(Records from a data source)
··········

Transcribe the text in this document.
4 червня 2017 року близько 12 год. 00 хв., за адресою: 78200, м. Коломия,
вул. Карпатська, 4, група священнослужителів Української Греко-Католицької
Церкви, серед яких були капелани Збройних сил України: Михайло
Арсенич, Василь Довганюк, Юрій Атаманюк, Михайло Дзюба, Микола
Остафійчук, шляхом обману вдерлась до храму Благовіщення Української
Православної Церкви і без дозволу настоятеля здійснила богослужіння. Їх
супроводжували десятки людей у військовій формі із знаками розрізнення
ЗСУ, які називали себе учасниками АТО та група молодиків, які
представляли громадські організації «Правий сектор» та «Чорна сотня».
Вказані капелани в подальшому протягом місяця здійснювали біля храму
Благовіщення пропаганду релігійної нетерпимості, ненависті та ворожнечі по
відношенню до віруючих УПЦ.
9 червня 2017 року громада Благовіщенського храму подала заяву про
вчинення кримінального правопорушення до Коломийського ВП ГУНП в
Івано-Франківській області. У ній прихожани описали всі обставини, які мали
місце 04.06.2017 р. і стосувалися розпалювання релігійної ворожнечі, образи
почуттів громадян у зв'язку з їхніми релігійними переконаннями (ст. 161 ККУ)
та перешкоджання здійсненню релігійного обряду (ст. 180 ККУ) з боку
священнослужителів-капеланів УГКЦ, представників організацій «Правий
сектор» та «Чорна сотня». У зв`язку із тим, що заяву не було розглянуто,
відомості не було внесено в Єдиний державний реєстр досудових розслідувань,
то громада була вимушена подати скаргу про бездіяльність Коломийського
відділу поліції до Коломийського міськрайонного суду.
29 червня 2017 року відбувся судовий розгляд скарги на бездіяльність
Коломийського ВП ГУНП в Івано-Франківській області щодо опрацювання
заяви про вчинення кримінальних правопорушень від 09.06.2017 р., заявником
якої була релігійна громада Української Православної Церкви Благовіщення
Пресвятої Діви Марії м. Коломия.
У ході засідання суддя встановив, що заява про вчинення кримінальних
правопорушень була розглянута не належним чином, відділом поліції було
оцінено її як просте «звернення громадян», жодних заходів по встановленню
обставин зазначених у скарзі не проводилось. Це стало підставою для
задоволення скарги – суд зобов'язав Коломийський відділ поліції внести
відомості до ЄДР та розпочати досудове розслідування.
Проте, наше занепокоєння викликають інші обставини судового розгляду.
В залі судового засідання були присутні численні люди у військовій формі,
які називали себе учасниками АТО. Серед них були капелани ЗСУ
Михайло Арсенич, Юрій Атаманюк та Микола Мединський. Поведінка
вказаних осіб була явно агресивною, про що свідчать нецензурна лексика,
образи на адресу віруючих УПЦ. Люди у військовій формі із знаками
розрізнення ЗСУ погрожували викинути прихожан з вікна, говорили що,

··········

= Instructions for the task =
Extract the data exactly as given.

= Solved problem =
Transcribe the text in this document.
4 червня 2017 року близько 12 год. 00 хв., за адресою: 78200, м. Коломия,
вул. Карпатська, 4, група священнослужителів Української Греко-Католицької
Церкви, серед яких були капелани Збройних сил України: Михайло
Арсенич, Василь Довганюк, Юрій Атаманюк, Михайло Дзюба, Микола
Остафійчук, шляхом обману вдерлась до храму Благовіщення Української
Православної Церкви і без дозволу настоятеля здійснила богослужіння. Їх
супроводжували десятки людей у військовій формі із знаками розрізнення
ЗСУ, які називали себе учасниками АТО та група молодиків, які
представляли громадські організації «Правий сектор» та «Чорна сотня».
Вказані капелани в подальшому протягом місяця здійснювали біля храму
Благовіщення пропаганду релігійної нетерпимості, ненависті та ворожнечі по
відношенню до віруючих УПЦ.
9 червня 2017 року громада Благовіщенського храму подала заяву про
вчинення кримінального правопорушення до Коломийського ВП ГУНП в
Івано-Франківській області. У ній прихожани описали всі обставини, які мали
місце 04.06.2017 р. і стосувалися розпалювання релігійної ворожнечі, образи
почуттів громадян у зв'язку з їхніми релігійними переконаннями (ст. 161 ККУ)
та перешкоджання здійсненню релігійного обряду (ст. 180 ККУ) з боку
священнослужителів-капеланів УГКЦ, представників організацій «Правий
сектор» та «Чорна сотня». У зв`язку із тим, що заяву не було розглянуто,
відомості не було внесено в Єдиний державний реєстр досудових розслідувань,
то громада була вимушена подати скаргу про бездіяльність Коломийського
відділу поліції до Коломийського міськрайонного суду.
29 червня 2017 року відбувся судовий розгляд скарги на бездіяльність
Коломийського ВП ГУНП в Івано-Франківській області щодо опрацювання
заяви про вчинення кримінальних правопорушень від 09.06.2017 р., заявником
якої була релігійна громада Української Православної Церкви Благовіщення
Пресвятої Діви Марії м. Коломия.
У ході засідання суддя встановив, що заява про вчинення кримінальних
правопорушень була розглянута не належним чином, відділом поліції було
оцінено її як просте «звернення громадян», жодних заходів по встановленню
обставин зазначених у скарзі не проводилось. Це стало підставою для
задоволення скарги – суд зобов'язав Коломийський відділ поліції внести
відомості до ЄДР та розпочати досудове розслідування.
Проте, наше занепокоєння викликають інші обставини судового розгляду.
В залі судового засідання були присутні численні люди у військовій формі,
які називали себе учасниками АТО. Серед них були капелани ЗСУ
Михайло Арсенич, Юрій Атаманюк та Микола Мединський. Поведінка
вказаних осіб була явно агресивною, про що свідчать нецензурна лексика,
образи на адресу віруючих УПЦ. Люди у військовій формі із знаками
розрізнення ЗСУ погрожували викинути прихожан з вікна, говорили що,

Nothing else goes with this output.